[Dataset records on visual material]
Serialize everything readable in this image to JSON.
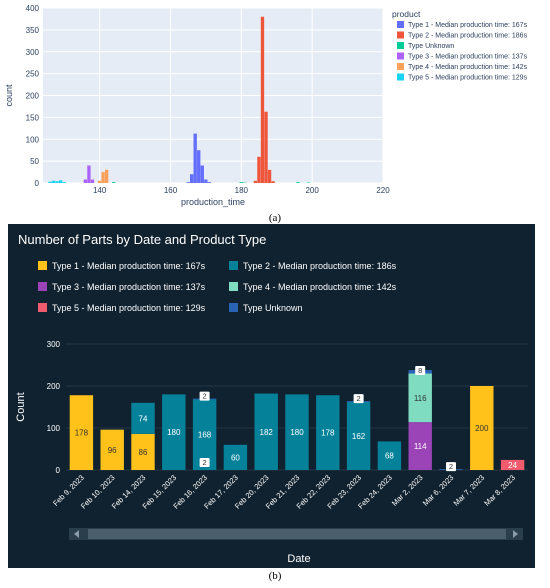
{
  "captions": {
    "a": "(a)",
    "b": "(b)"
  },
  "chart_data": [
    {
      "type": "bar",
      "subtype": "histogram",
      "title": "",
      "xlabel": "production_time",
      "ylabel": "count",
      "xlim": [
        124,
        220
      ],
      "ylim": [
        0,
        400
      ],
      "xticks": [
        140,
        160,
        180,
        200,
        220
      ],
      "yticks": [
        0,
        50,
        100,
        150,
        200,
        250,
        300,
        350,
        400
      ],
      "grid": true,
      "legend_title": "product",
      "legend_position": "right",
      "bin_width": 1,
      "series": [
        {
          "name": "Type 1 - Median production time: 167s",
          "color": "#636efa",
          "bins": [
            [
              165,
              2
            ],
            [
              166,
              20
            ],
            [
              167,
              113
            ],
            [
              168,
              75
            ],
            [
              169,
              40
            ],
            [
              170,
              8
            ],
            [
              171,
              2
            ]
          ]
        },
        {
          "name": "Type 2 - Median production time: 186s",
          "color": "#ef553b",
          "bins": [
            [
              184,
              5
            ],
            [
              185,
              60
            ],
            [
              186,
              380
            ],
            [
              187,
              163
            ],
            [
              188,
              30
            ],
            [
              189,
              4
            ]
          ]
        },
        {
          "name": "Type Unknown",
          "color": "#00cc96",
          "bins": [
            [
              144,
              2
            ],
            [
              180,
              2
            ],
            [
              181,
              1
            ],
            [
              196,
              2
            ],
            [
              199,
              1
            ]
          ]
        },
        {
          "name": "Type 3 - Median production time: 137s",
          "color": "#ab63fa",
          "bins": [
            [
              136,
              8
            ],
            [
              137,
              40
            ],
            [
              138,
              8
            ]
          ]
        },
        {
          "name": "Type 4 - Median production time: 142s",
          "color": "#ffa15a",
          "bins": [
            [
              140,
              5
            ],
            [
              141,
              25
            ],
            [
              142,
              30
            ]
          ]
        },
        {
          "name": "Type 5 - Median production time: 129s",
          "color": "#19d3f3",
          "bins": [
            [
              126,
              3
            ],
            [
              127,
              5
            ],
            [
              128,
              4
            ],
            [
              129,
              6
            ],
            [
              130,
              2
            ]
          ]
        }
      ]
    },
    {
      "type": "bar",
      "subtype": "stacked",
      "title": "Number of Parts by Date and Product Type",
      "xlabel": "Date",
      "ylabel": "Count",
      "ylim": [
        0,
        300
      ],
      "yticks": [
        0,
        100,
        200,
        300
      ],
      "grid": true,
      "legend_position": "top",
      "categories": [
        "Feb 9, 2023",
        "Feb 10, 2023",
        "Feb 14, 2023",
        "Feb 15, 2023",
        "Feb 16, 2023",
        "Feb 17, 2023",
        "Feb 20, 2023",
        "Feb 21, 2023",
        "Feb 22, 2023",
        "Feb 23, 2023",
        "Feb 24, 2023",
        "Mar 2, 2023",
        "Mar 6, 2023",
        "Mar 7, 2023",
        "Mar 8, 2023"
      ],
      "series": [
        {
          "name": "Type 1 - Median production time: 167s",
          "color": "#ffc21a",
          "values": [
            178,
            96,
            86,
            0,
            0,
            0,
            0,
            0,
            0,
            0,
            0,
            0,
            0,
            200,
            0
          ]
        },
        {
          "name": "Type 2 - Median production time: 186s",
          "color": "#05829a",
          "values": [
            0,
            0,
            74,
            180,
            168,
            60,
            182,
            180,
            178,
            162,
            68,
            0,
            0,
            0,
            0
          ]
        },
        {
          "name": "Type 3 - Median production time: 137s",
          "color": "#9b44b8",
          "values": [
            0,
            0,
            0,
            0,
            0,
            0,
            0,
            0,
            0,
            0,
            0,
            114,
            0,
            0,
            0
          ]
        },
        {
          "name": "Type 4 - Median production time: 142s",
          "color": "#7fdcc0",
          "values": [
            0,
            0,
            0,
            0,
            0,
            0,
            0,
            0,
            0,
            0,
            0,
            116,
            0,
            0,
            0
          ]
        },
        {
          "name": "Type 5 - Median production time: 129s",
          "color": "#f05c6e",
          "values": [
            0,
            0,
            0,
            0,
            0,
            0,
            0,
            0,
            0,
            0,
            0,
            0,
            0,
            0,
            24
          ]
        },
        {
          "name": "Type Unknown",
          "color": "#2a63b5",
          "values": [
            0,
            0,
            0,
            0,
            2,
            0,
            0,
            0,
            0,
            2,
            0,
            8,
            2,
            0,
            0
          ]
        }
      ],
      "data_labels": [
        [
          0,
          0,
          "178"
        ],
        [
          1,
          0,
          "96"
        ],
        [
          2,
          0,
          "86"
        ],
        [
          2,
          1,
          "74"
        ],
        [
          3,
          1,
          "180"
        ],
        [
          4,
          1,
          "168"
        ],
        [
          4,
          5,
          "2"
        ],
        [
          4,
          5,
          "2"
        ],
        [
          5,
          1,
          "60"
        ],
        [
          6,
          1,
          "182"
        ],
        [
          7,
          1,
          "180"
        ],
        [
          8,
          1,
          "178"
        ],
        [
          9,
          1,
          "162"
        ],
        [
          9,
          5,
          "2"
        ],
        [
          10,
          1,
          "68"
        ],
        [
          11,
          2,
          "114"
        ],
        [
          11,
          3,
          "116"
        ],
        [
          11,
          5,
          "8"
        ],
        [
          12,
          5,
          "2"
        ],
        [
          13,
          0,
          "200"
        ],
        [
          14,
          4,
          "24"
        ]
      ],
      "scrollbar": true
    }
  ]
}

§ **TASK**: Return each line with "Date".

§ **EXPECTED OUTPUT**:
      "title": "Number of Parts by Date and Product Type",
      "xlabel": "Date",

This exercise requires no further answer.